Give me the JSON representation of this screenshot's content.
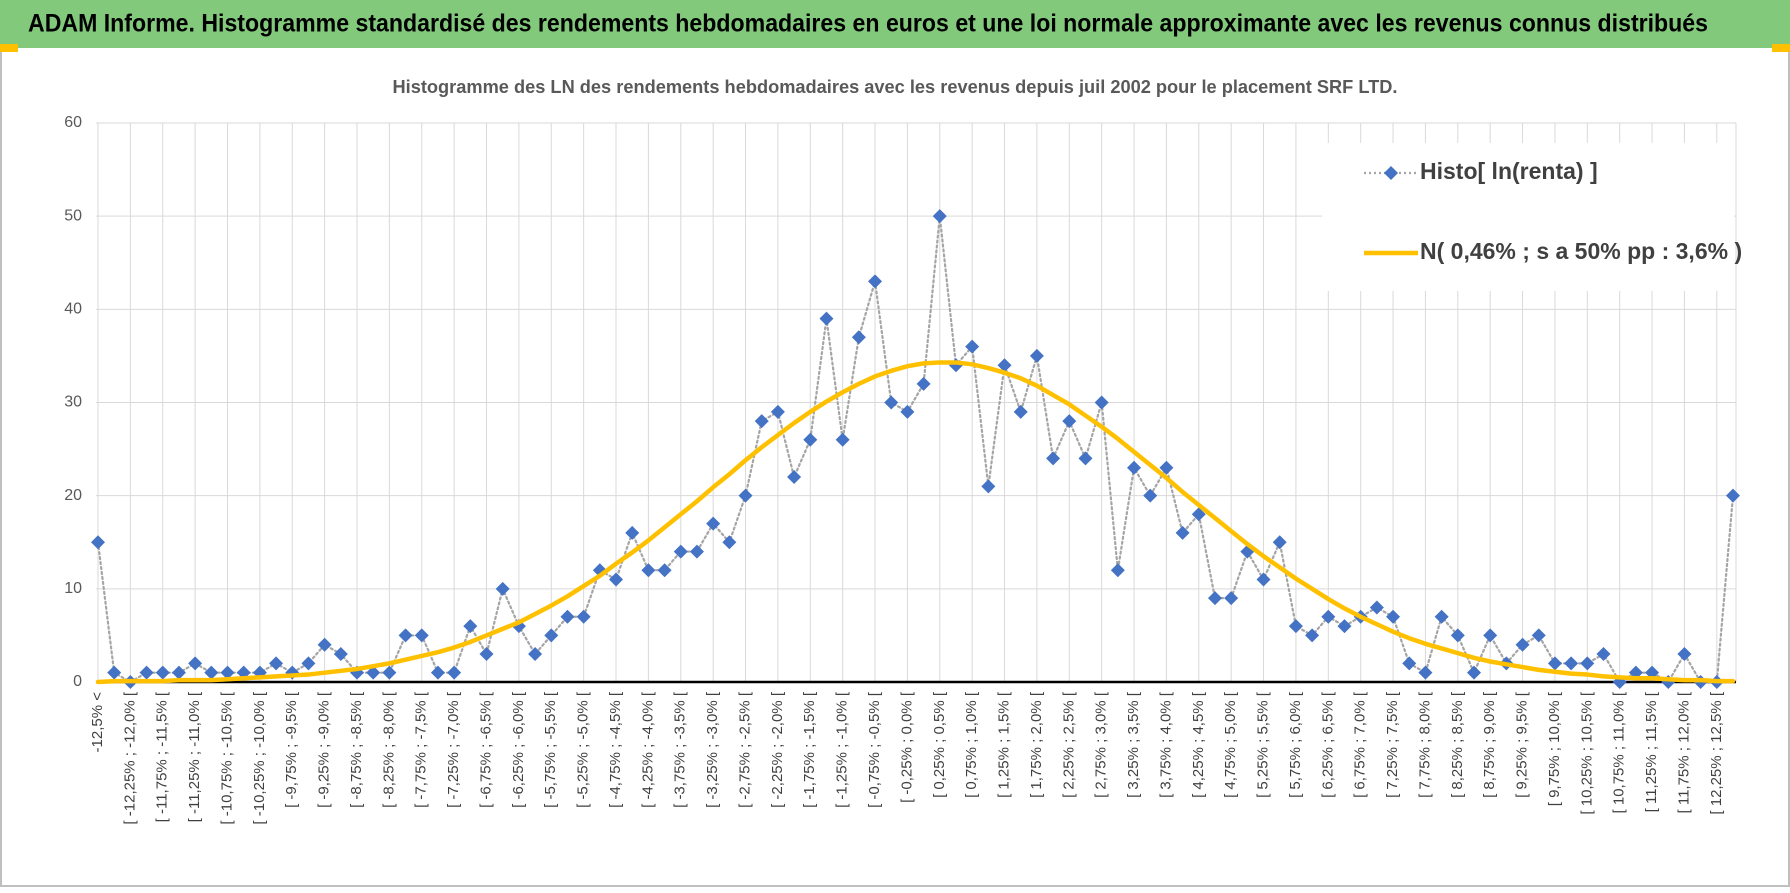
{
  "header": {
    "title": "ADAM Informe. Histogramme standardisé des rendements hebdomadaires en euros et une loi normale approximante avec les revenus connus distribués"
  },
  "chart_data": {
    "type": "line",
    "title": "Histogramme des LN des rendements hebdomadaires avec les revenus depuis juil 2002 pour le placement SRF LTD.",
    "categories": [
      "-12,5% <",
      null,
      "[ -12,25% ; -12,0% [",
      null,
      "[ -11,75% ; -11,5% [",
      null,
      "[ -11,25% ; -11,0% [",
      null,
      "[ -10,75% ; -10,5% [",
      null,
      "[ -10,25% ; -10,0% [",
      null,
      "[ -9,75% ; -9,5% [",
      null,
      "[ -9,25% ; -9,0% [",
      null,
      "[ -8,75% ; -8,5% [",
      null,
      "[ -8,25% ; -8,0% [",
      null,
      "[ -7,75% ; -7,5% [",
      null,
      "[ -7,25% ; -7,0% [",
      null,
      "[ -6,75% ; -6,5% [",
      null,
      "[ -6,25% ; -6,0% [",
      null,
      "[ -5,75% ; -5,5% [",
      null,
      "[ -5,25% ; -5,0% [",
      null,
      "[ -4,75% ; -4,5% [",
      null,
      "[ -4,25% ; -4,0% [",
      null,
      "[ -3,75% ; -3,5% [",
      null,
      "[ -3,25% ; -3,0% [",
      null,
      "[ -2,75% ; -2,5% [",
      null,
      "[ -2,25% ; -2,0% [",
      null,
      "[ -1,75% ; -1,5% [",
      null,
      "[ -1,25% ; -1,0% [",
      null,
      "[ -0,75% ; -0,5% [",
      null,
      "[ -0,25% ; 0,0% [",
      null,
      "[ 0,25% ; 0,5% [",
      null,
      "[ 0,75% ; 1,0% [",
      null,
      "[ 1,25% ; 1,5% [",
      null,
      "[ 1,75% ; 2,0% [",
      null,
      "[ 2,25% ; 2,5% [",
      null,
      "[ 2,75% ; 3,0% [",
      null,
      "[ 3,25% ; 3,5% [",
      null,
      "[ 3,75% ; 4,0% [",
      null,
      "[ 4,25% ; 4,5% [",
      null,
      "[ 4,75% ; 5,0% [",
      null,
      "[ 5,25% ; 5,5% [",
      null,
      "[ 5,75% ; 6,0% [",
      null,
      "[ 6,25% ; 6,5% [",
      null,
      "[ 6,75% ; 7,0% [",
      null,
      "[ 7,25% ; 7,5% [",
      null,
      "[ 7,75% ; 8,0% [",
      null,
      "[ 8,25% ; 8,5% [",
      null,
      "[ 8,75% ; 9,0% [",
      null,
      "[ 9,25% ; 9,5% [",
      null,
      "[ 9,75% ; 10,0% [",
      null,
      "[ 10,25% ; 10,5% [",
      null,
      "[ 10,75% ; 11,0% [",
      null,
      "[ 11,25% ; 11,5% [",
      null,
      "[ 11,75% ; 12,0% [",
      null,
      "[ 12,25% ; 12,5% [",
      null
    ],
    "series": [
      {
        "name": "Histo[ ln(renta) ]",
        "color": "#4472c4",
        "line_color": "#a5a5a5",
        "marker": "diamond",
        "line_style": "dotted",
        "values": [
          15,
          1,
          0,
          1,
          1,
          1,
          2,
          1,
          1,
          1,
          1,
          2,
          1,
          2,
          4,
          3,
          1,
          1,
          1,
          5,
          5,
          1,
          1,
          6,
          3,
          10,
          6,
          3,
          5,
          7,
          7,
          12,
          11,
          16,
          12,
          12,
          14,
          14,
          17,
          15,
          20,
          28,
          29,
          22,
          26,
          39,
          26,
          37,
          43,
          30,
          29,
          32,
          50,
          34,
          36,
          21,
          34,
          29,
          35,
          24,
          28,
          24,
          30,
          12,
          23,
          20,
          23,
          16,
          18,
          9,
          9,
          14,
          11,
          15,
          6,
          5,
          7,
          6,
          7,
          8,
          7,
          2,
          1,
          7,
          5,
          1,
          5,
          2,
          4,
          5,
          2,
          2,
          2,
          3,
          0,
          1,
          1,
          0,
          3,
          0,
          0,
          20
        ]
      },
      {
        "name": "N( 0,46% ; s a 50% pp : 3,6% )",
        "color": "#ffc000",
        "marker": "none",
        "line_style": "solid",
        "values": [
          0.0,
          0.1,
          0.1,
          0.1,
          0.1,
          0.2,
          0.2,
          0.2,
          0.3,
          0.4,
          0.5,
          0.6,
          0.7,
          0.8,
          1.0,
          1.2,
          1.4,
          1.7,
          2.0,
          2.4,
          2.8,
          3.2,
          3.7,
          4.3,
          5.0,
          5.7,
          6.4,
          7.3,
          8.2,
          9.2,
          10.3,
          11.4,
          12.7,
          13.9,
          15.2,
          16.6,
          18.0,
          19.4,
          20.9,
          22.3,
          23.8,
          25.2,
          26.5,
          27.8,
          29.0,
          30.1,
          31.1,
          32.0,
          32.8,
          33.4,
          33.9,
          34.2,
          34.3,
          34.3,
          34.1,
          33.7,
          33.2,
          32.6,
          31.8,
          30.8,
          29.8,
          28.6,
          27.4,
          26.1,
          24.7,
          23.3,
          21.9,
          20.4,
          19.0,
          17.6,
          16.2,
          14.8,
          13.5,
          12.3,
          11.1,
          10.0,
          8.9,
          7.9,
          7.0,
          6.2,
          5.4,
          4.7,
          4.1,
          3.6,
          3.1,
          2.6,
          2.2,
          1.9,
          1.6,
          1.3,
          1.1,
          0.9,
          0.8,
          0.6,
          0.5,
          0.4,
          0.4,
          0.3,
          0.2,
          0.2,
          0.1,
          0.1
        ]
      }
    ],
    "ylim": [
      0,
      60
    ],
    "yticks": [
      0,
      10,
      20,
      30,
      40,
      50,
      60
    ],
    "grid": true,
    "legend": "top-right"
  }
}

Request:
Without the pictures, reproduce every line of the records above exactly.

Solution for this problem:
Give me the JSON representation of this screenshot's content.
{
  "header": {
    "title": "ADAM Informe. Histogramme standardisé des rendements hebdomadaires en euros et une loi normale approximante avec les revenus connus distribués"
  },
  "chart_data": {
    "type": "line",
    "title": "Histogramme des LN des rendements hebdomadaires avec les revenus depuis juil 2002 pour le placement SRF LTD.",
    "categories": [
      "-12,5% <",
      null,
      "[ -12,25% ; -12,0% [",
      null,
      "[ -11,75% ; -11,5% [",
      null,
      "[ -11,25% ; -11,0% [",
      null,
      "[ -10,75% ; -10,5% [",
      null,
      "[ -10,25% ; -10,0% [",
      null,
      "[ -9,75% ; -9,5% [",
      null,
      "[ -9,25% ; -9,0% [",
      null,
      "[ -8,75% ; -8,5% [",
      null,
      "[ -8,25% ; -8,0% [",
      null,
      "[ -7,75% ; -7,5% [",
      null,
      "[ -7,25% ; -7,0% [",
      null,
      "[ -6,75% ; -6,5% [",
      null,
      "[ -6,25% ; -6,0% [",
      null,
      "[ -5,75% ; -5,5% [",
      null,
      "[ -5,25% ; -5,0% [",
      null,
      "[ -4,75% ; -4,5% [",
      null,
      "[ -4,25% ; -4,0% [",
      null,
      "[ -3,75% ; -3,5% [",
      null,
      "[ -3,25% ; -3,0% [",
      null,
      "[ -2,75% ; -2,5% [",
      null,
      "[ -2,25% ; -2,0% [",
      null,
      "[ -1,75% ; -1,5% [",
      null,
      "[ -1,25% ; -1,0% [",
      null,
      "[ -0,75% ; -0,5% [",
      null,
      "[ -0,25% ; 0,0% [",
      null,
      "[ 0,25% ; 0,5% [",
      null,
      "[ 0,75% ; 1,0% [",
      null,
      "[ 1,25% ; 1,5% [",
      null,
      "[ 1,75% ; 2,0% [",
      null,
      "[ 2,25% ; 2,5% [",
      null,
      "[ 2,75% ; 3,0% [",
      null,
      "[ 3,25% ; 3,5% [",
      null,
      "[ 3,75% ; 4,0% [",
      null,
      "[ 4,25% ; 4,5% [",
      null,
      "[ 4,75% ; 5,0% [",
      null,
      "[ 5,25% ; 5,5% [",
      null,
      "[ 5,75% ; 6,0% [",
      null,
      "[ 6,25% ; 6,5% [",
      null,
      "[ 6,75% ; 7,0% [",
      null,
      "[ 7,25% ; 7,5% [",
      null,
      "[ 7,75% ; 8,0% [",
      null,
      "[ 8,25% ; 8,5% [",
      null,
      "[ 8,75% ; 9,0% [",
      null,
      "[ 9,25% ; 9,5% [",
      null,
      "[ 9,75% ; 10,0% [",
      null,
      "[ 10,25% ; 10,5% [",
      null,
      "[ 10,75% ; 11,0% [",
      null,
      "[ 11,25% ; 11,5% [",
      null,
      "[ 11,75% ; 12,0% [",
      null,
      "[ 12,25% ; 12,5% [",
      null
    ],
    "series": [
      {
        "name": "Histo[ ln(renta) ]",
        "color": "#4472c4",
        "line_color": "#a5a5a5",
        "marker": "diamond",
        "line_style": "dotted",
        "values": [
          15,
          1,
          0,
          1,
          1,
          1,
          2,
          1,
          1,
          1,
          1,
          2,
          1,
          2,
          4,
          3,
          1,
          1,
          1,
          5,
          5,
          1,
          1,
          6,
          3,
          10,
          6,
          3,
          5,
          7,
          7,
          12,
          11,
          16,
          12,
          12,
          14,
          14,
          17,
          15,
          20,
          28,
          29,
          22,
          26,
          39,
          26,
          37,
          43,
          30,
          29,
          32,
          50,
          34,
          36,
          21,
          34,
          29,
          35,
          24,
          28,
          24,
          30,
          12,
          23,
          20,
          23,
          16,
          18,
          9,
          9,
          14,
          11,
          15,
          6,
          5,
          7,
          6,
          7,
          8,
          7,
          2,
          1,
          7,
          5,
          1,
          5,
          2,
          4,
          5,
          2,
          2,
          2,
          3,
          0,
          1,
          1,
          0,
          3,
          0,
          0,
          20
        ]
      },
      {
        "name": "N( 0,46% ; s a 50% pp : 3,6% )",
        "color": "#ffc000",
        "marker": "none",
        "line_style": "solid",
        "values": [
          0.0,
          0.1,
          0.1,
          0.1,
          0.1,
          0.2,
          0.2,
          0.2,
          0.3,
          0.4,
          0.5,
          0.6,
          0.7,
          0.8,
          1.0,
          1.2,
          1.4,
          1.7,
          2.0,
          2.4,
          2.8,
          3.2,
          3.7,
          4.3,
          5.0,
          5.7,
          6.4,
          7.3,
          8.2,
          9.2,
          10.3,
          11.4,
          12.7,
          13.9,
          15.2,
          16.6,
          18.0,
          19.4,
          20.9,
          22.3,
          23.8,
          25.2,
          26.5,
          27.8,
          29.0,
          30.1,
          31.1,
          32.0,
          32.8,
          33.4,
          33.9,
          34.2,
          34.3,
          34.3,
          34.1,
          33.7,
          33.2,
          32.6,
          31.8,
          30.8,
          29.8,
          28.6,
          27.4,
          26.1,
          24.7,
          23.3,
          21.9,
          20.4,
          19.0,
          17.6,
          16.2,
          14.8,
          13.5,
          12.3,
          11.1,
          10.0,
          8.9,
          7.9,
          7.0,
          6.2,
          5.4,
          4.7,
          4.1,
          3.6,
          3.1,
          2.6,
          2.2,
          1.9,
          1.6,
          1.3,
          1.1,
          0.9,
          0.8,
          0.6,
          0.5,
          0.4,
          0.4,
          0.3,
          0.2,
          0.2,
          0.1,
          0.1
        ]
      }
    ],
    "ylim": [
      0,
      60
    ],
    "yticks": [
      0,
      10,
      20,
      30,
      40,
      50,
      60
    ],
    "grid": true,
    "legend": "top-right"
  }
}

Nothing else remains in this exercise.